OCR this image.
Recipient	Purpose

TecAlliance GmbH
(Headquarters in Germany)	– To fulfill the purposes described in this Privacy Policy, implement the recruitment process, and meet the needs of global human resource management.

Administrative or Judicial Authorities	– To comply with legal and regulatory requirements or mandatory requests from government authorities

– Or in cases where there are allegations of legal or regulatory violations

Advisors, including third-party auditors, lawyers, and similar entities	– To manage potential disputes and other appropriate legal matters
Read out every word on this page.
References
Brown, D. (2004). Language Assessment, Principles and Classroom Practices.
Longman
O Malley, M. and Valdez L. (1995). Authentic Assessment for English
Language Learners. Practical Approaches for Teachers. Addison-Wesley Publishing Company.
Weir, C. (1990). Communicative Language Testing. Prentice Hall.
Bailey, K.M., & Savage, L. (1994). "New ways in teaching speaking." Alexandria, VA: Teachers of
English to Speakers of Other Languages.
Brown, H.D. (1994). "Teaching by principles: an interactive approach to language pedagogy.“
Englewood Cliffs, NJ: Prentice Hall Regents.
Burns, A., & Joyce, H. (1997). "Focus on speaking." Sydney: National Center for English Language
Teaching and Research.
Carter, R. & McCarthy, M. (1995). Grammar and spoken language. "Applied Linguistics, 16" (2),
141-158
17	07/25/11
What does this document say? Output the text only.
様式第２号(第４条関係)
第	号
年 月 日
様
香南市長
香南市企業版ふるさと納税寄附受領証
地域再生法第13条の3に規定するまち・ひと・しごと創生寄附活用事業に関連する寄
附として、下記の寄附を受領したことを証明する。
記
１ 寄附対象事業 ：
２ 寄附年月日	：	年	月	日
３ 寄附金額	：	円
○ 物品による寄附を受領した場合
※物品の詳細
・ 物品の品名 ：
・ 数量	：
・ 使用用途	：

+===+

# Task prompt:
Show the lines that mention the word "legal".

# Response to this task:
Administrative or Judicial Authorities	– To comply with legal and regulatory requirements or mandatory requests from government authorities
– Or in cases where there are allegations of legal or regulatory violations
Advisors, including third-party auditors, lawyers, and similar entities	– To manage potential disputes and other appropriate legal matters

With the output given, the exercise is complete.